JOB - Copy out all lines where "honom" appears.

INFORMATION SHOWN -
◇ ◇ ◇ ◇ ◇ ◇ ◇

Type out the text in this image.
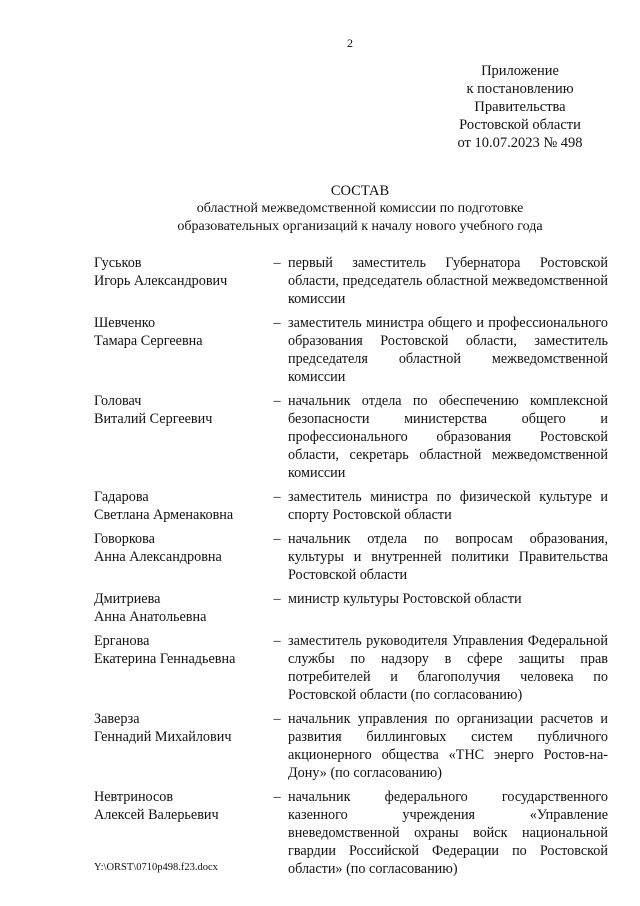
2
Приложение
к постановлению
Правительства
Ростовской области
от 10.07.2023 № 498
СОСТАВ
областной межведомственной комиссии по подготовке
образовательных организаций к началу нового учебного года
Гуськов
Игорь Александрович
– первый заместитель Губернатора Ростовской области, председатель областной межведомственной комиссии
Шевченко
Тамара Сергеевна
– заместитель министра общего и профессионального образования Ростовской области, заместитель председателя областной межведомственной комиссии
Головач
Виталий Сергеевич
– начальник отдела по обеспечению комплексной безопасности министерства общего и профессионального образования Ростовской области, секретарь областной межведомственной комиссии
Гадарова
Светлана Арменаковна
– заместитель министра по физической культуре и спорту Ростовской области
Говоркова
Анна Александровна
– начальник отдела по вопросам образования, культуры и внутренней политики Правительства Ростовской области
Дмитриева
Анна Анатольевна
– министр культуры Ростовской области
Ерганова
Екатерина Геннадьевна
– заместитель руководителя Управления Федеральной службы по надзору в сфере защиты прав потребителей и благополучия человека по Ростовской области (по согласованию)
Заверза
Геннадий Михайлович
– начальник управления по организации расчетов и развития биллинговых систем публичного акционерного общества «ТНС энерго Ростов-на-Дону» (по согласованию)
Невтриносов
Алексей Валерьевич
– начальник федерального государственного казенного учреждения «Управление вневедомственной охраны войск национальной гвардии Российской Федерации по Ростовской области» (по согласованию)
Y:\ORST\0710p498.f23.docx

◇ ◇ ◇ ◇ ◇ ◇ ◇

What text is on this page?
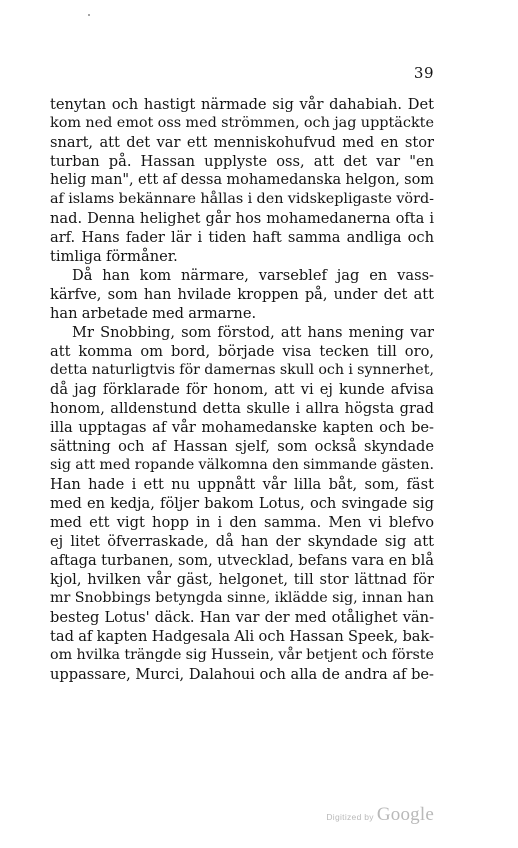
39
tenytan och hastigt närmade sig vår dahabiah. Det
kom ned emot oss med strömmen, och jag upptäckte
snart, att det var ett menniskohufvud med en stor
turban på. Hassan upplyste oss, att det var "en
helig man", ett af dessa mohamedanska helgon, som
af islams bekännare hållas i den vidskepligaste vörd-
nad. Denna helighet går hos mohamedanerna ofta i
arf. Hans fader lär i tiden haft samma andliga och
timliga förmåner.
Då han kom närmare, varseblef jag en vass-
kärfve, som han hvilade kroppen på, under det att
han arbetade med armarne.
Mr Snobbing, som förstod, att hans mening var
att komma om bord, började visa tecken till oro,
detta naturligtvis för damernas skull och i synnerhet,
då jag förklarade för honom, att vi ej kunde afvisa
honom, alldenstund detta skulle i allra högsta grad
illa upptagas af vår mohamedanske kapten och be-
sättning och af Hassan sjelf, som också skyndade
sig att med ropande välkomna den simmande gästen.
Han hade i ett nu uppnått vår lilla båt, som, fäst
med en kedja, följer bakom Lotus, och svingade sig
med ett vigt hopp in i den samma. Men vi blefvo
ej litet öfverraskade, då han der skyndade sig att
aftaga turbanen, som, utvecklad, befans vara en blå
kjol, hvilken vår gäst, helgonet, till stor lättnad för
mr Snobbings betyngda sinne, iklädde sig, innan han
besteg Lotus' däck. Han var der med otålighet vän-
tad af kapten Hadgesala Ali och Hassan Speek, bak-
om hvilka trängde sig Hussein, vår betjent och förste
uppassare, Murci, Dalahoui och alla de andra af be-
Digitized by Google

◇ ◇ ◇ ◇ ◇ ◇ ◇

OUTPUT FOR THIS TASK -
då jag förklarade för honom, att vi ej kunde afvisa
honom, alldenstund detta skulle i allra högsta grad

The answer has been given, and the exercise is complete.